> _Task statement_
Scan the material and copy every line in which "text" appears.

> _Record extracts_

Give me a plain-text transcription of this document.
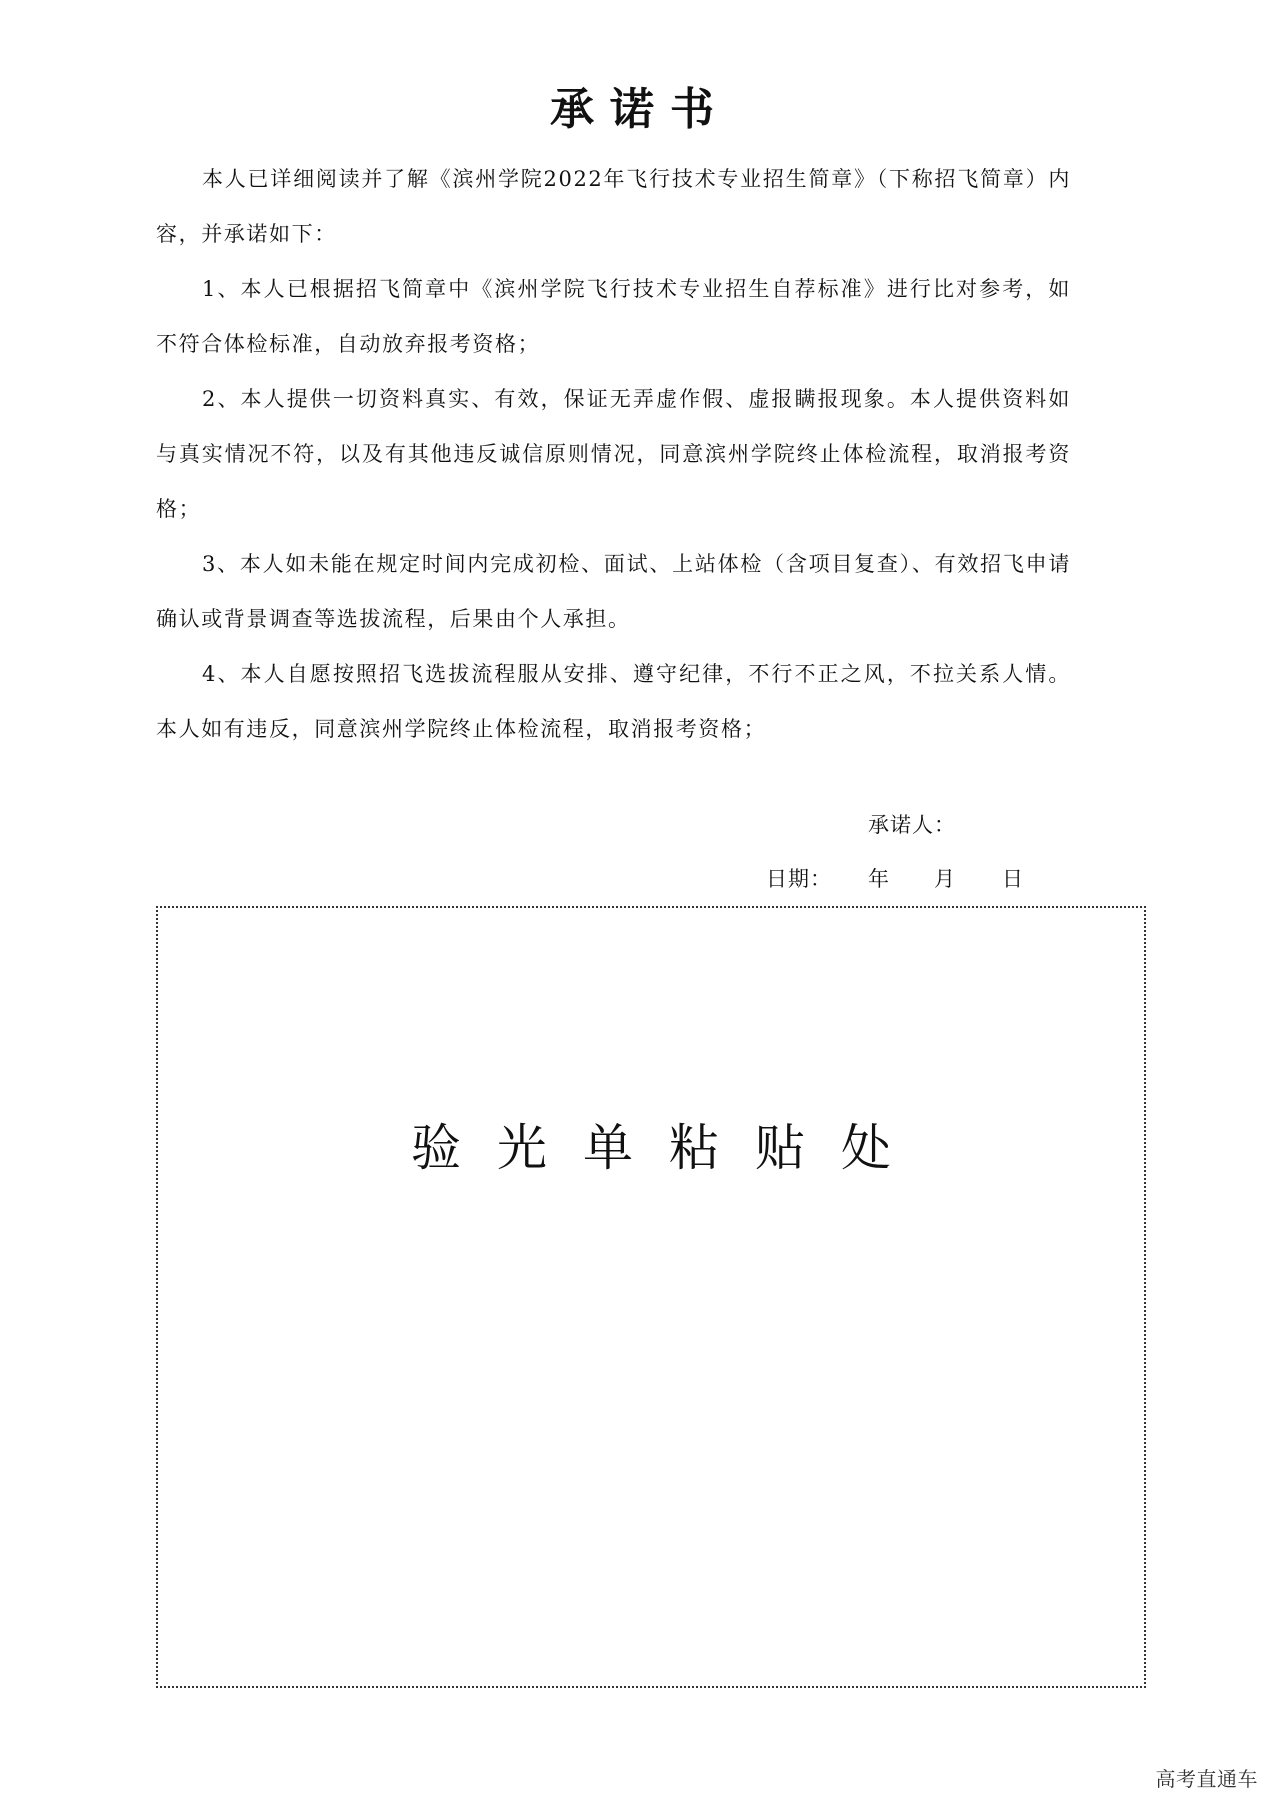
承诺书

本人已详细阅读并了解《滨州学院2022年飞行技术专业招生简章》（下称招飞简章）内容，并承诺如下：

1、本人已根据招飞简章中《滨州学院飞行技术专业招生自荐标准》进行比对参考，如不符合体检标准，自动放弃报考资格；

2、本人提供一切资料真实、有效，保证无弄虚作假、虚报瞒报现象。本人提供资料如与真实情况不符，以及有其他违反诚信原则情况，同意滨州学院终止体检流程，取消报考资格；

3、本人如未能在规定时间内完成初检、面试、上站体检（含项目复查）、有效招飞申请确认或背景调查等选拔流程，后果由个人承担。

4、本人自愿按照招飞选拔流程服从安排、遵守纪律，不行不正之风，不拉关系人情。本人如有违反，同意滨州学院终止体检流程，取消报考资格；

承诺人：
日期： 年 月 日
验光单粘贴处
高考直通车
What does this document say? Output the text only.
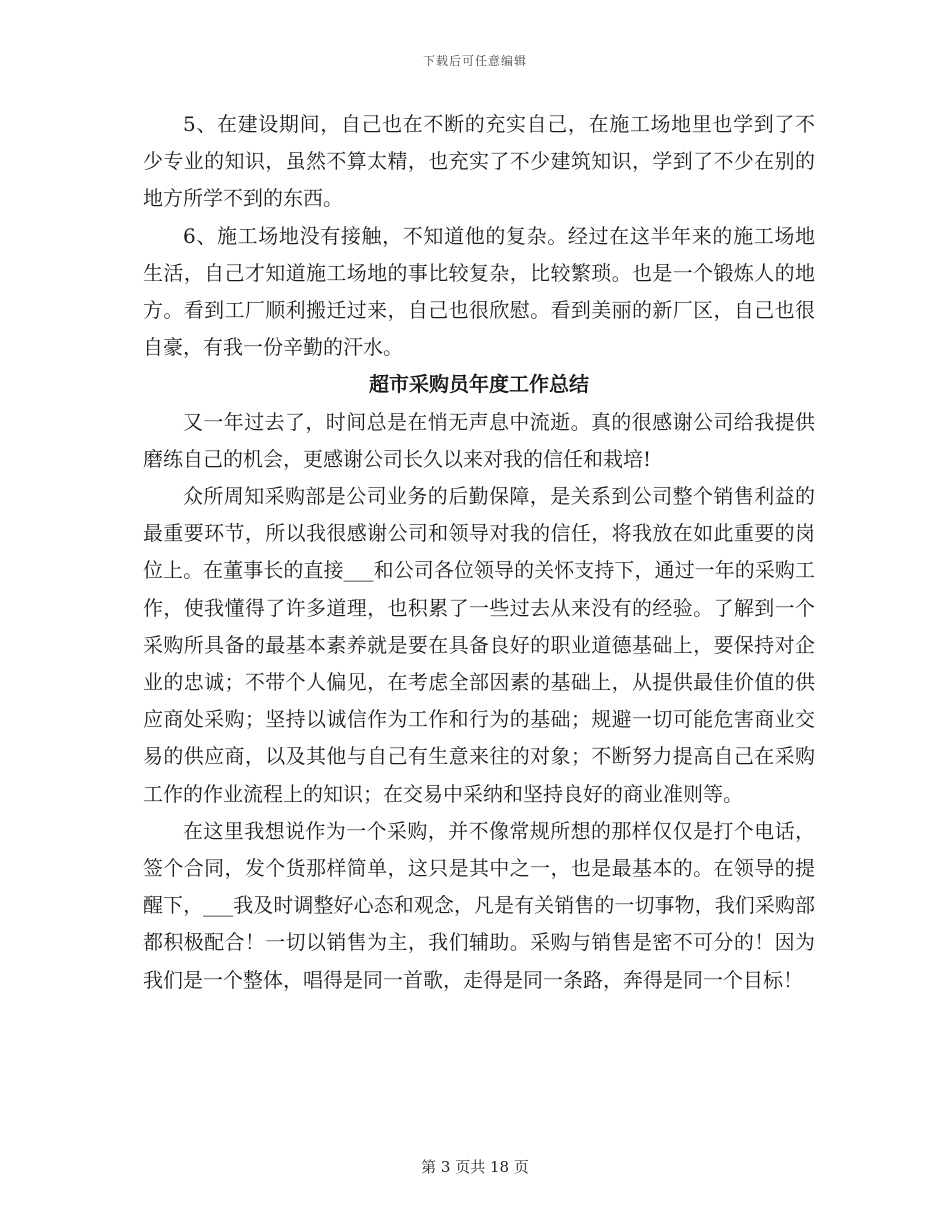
下载后可任意编辑

5、在建设期间，自己也在不断的充实自己，在施工场地里也学到了不少专业的知识，虽然不算太精，也充实了不少建筑知识，学到了不少在别的地方所学不到的东西。

6、施工场地没有接触，不知道他的复杂。经过在这半年来的施工场地生活，自己才知道施工场地的事比较复杂，比较繁琐。也是一个锻炼人的地方。看到工厂顺利搬迁过来，自己也很欣慰。看到美丽的新厂区，自己也很自豪，有我一份辛勤的汗水。

超市采购员年度工作总结

又一年过去了，时间总是在悄无声息中流逝。真的很感谢公司给我提供磨练自己的机会，更感谢公司长久以来对我的信任和栽培!

众所周知采购部是公司业务的后勤保障，是关系到公司整个销售利益的最重要环节，所以我很感谢公司和领导对我的信任，将我放在如此重要的岗位上。在董事长的直接___和公司各位领导的关怀支持下，通过一年的采购工作，使我懂得了许多道理，也积累了一些过去从来没有的经验。了解到一个采购所具备的最基本素养就是要在具备良好的职业道德基础上，要保持对企业的忠诚；不带个人偏见，在考虑全部因素的基础上，从提供最佳价值的供应商处采购；坚持以诚信作为工作和行为的基础；规避一切可能危害商业交易的供应商，以及其他与自己有生意来往的对象；不断努力提高自己在采购工作的作业流程上的知识；在交易中采纳和坚持良好的商业准则等。

在这里我想说作为一个采购，并不像常规所想的那样仅仅是打个电话，签个合同，发个货那样简单，这只是其中之一，也是最基本的。在领导的提醒下，___我及时调整好心态和观念，凡是有关销售的一切事物，我们采购部都积极配合！一切以销售为主，我们辅助。采购与销售是密不可分的！因为我们是一个整体，唱得是同一首歌，走得是同一条路，奔得是同一个目标！

第 3 页共 18 页
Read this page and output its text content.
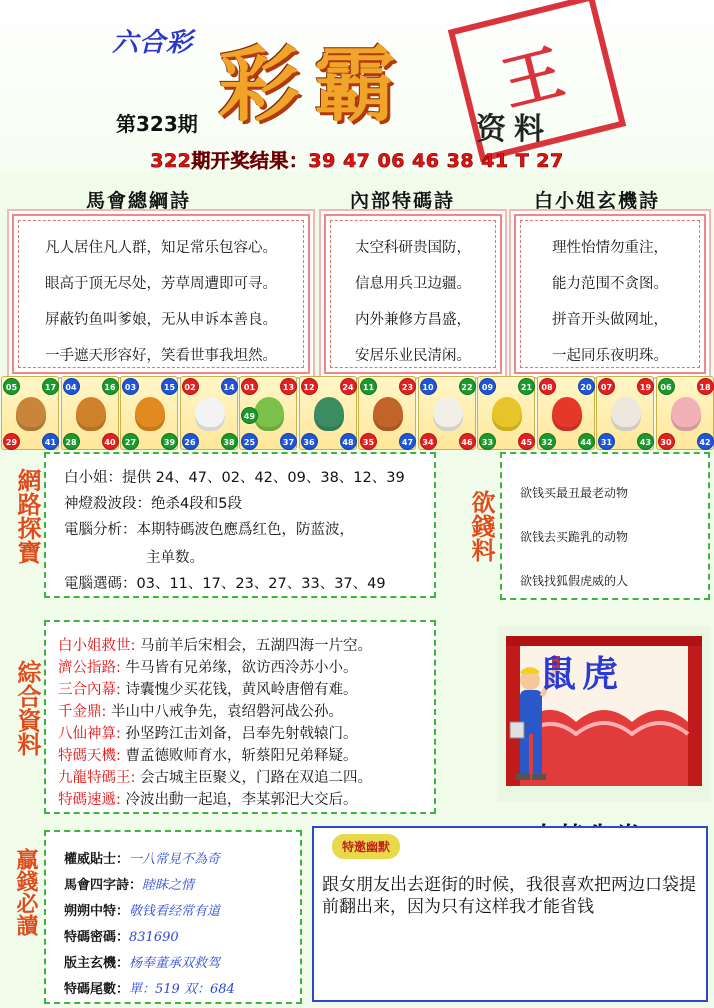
六合彩 彩霸	王
第323期	资料
322期开奖结果：39 47 06 46 38 41 T 27
馬會總綱詩	內部特碼詩	白小姐玄機詩
凡人居住凡人群，知足常乐包容心。
眼高于顶无尽处，芳草周遭即可寻。
屏蔽钓鱼叫爹娘，无从申诉本善良。
一手遮天形容好，笑看世事我坦然。
太空科研贵国防，
信息用兵卫边疆。
内外兼修方昌盛，
安居乐业民清闲。
理性怡情勿重注，
能力范围不贪图。
拼音开头做网址，
一起同乐夜明珠。
05	17
29	41
04	16
28	40
03	15
27	39
02	14
26	38
01	13
25	37
49
12	24
36	48
11	23
35	47
10	22
34	46
09	21
33	45
08	20
32	44
07	19
31	43
06	18
30	42
網路探寶 白小姐：提供 24、47、02、42、09、38、12、39
神燈殺波段：绝杀4段和5段
電腦分析：本期特碼波色應爲红色，防蓝波，
主单数。
電腦選碼：03、11、17、23、27、33、37、49
欲錢料 欲钱买最丑最老动物
欲钱去买跪乳的动物
欲钱找狐假虎威的人
綜合資料
白小姐救世: 马前羊后宋相会，五湖四海一片空。
濟公指路: 牛马皆有兄弟缘，欲访西泠苏小小。
三合內幕: 诗囊愧少买花钱，黄风岭唐僧有难。
千金鼎: 半山中八戒争先，袁绍磐河战公孙。
八仙神算: 孙坚跨江击刘备，吕奉先射戟辕门。
特碼天機: 曹孟德败师育水，斩蔡阳兄弟释疑。
九龍特碼王: 会古城主臣聚义，门路在双追二四。
特碼速遞: 冷波出動一起追，李某郭汜大交后。
鼠虎
贏錢必讀 權威貼士：一八常見不為奇
馬會四字詩：睦眛之情
朔朔中特：敬钱看经常有道
特碼密碼：831690
版主玄機：杨奉董承双救驾
特碼尾數：單：519 双：684
特邀幽默
跟女朋友出去逛街的时候，我很喜欢把两边口袋提前翻出来，因为只有这样我才能省钱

> _Exercise result_
Give me a plain-text transcription of this document.
What does this document say? Output the text only.
Read this page and output its text content.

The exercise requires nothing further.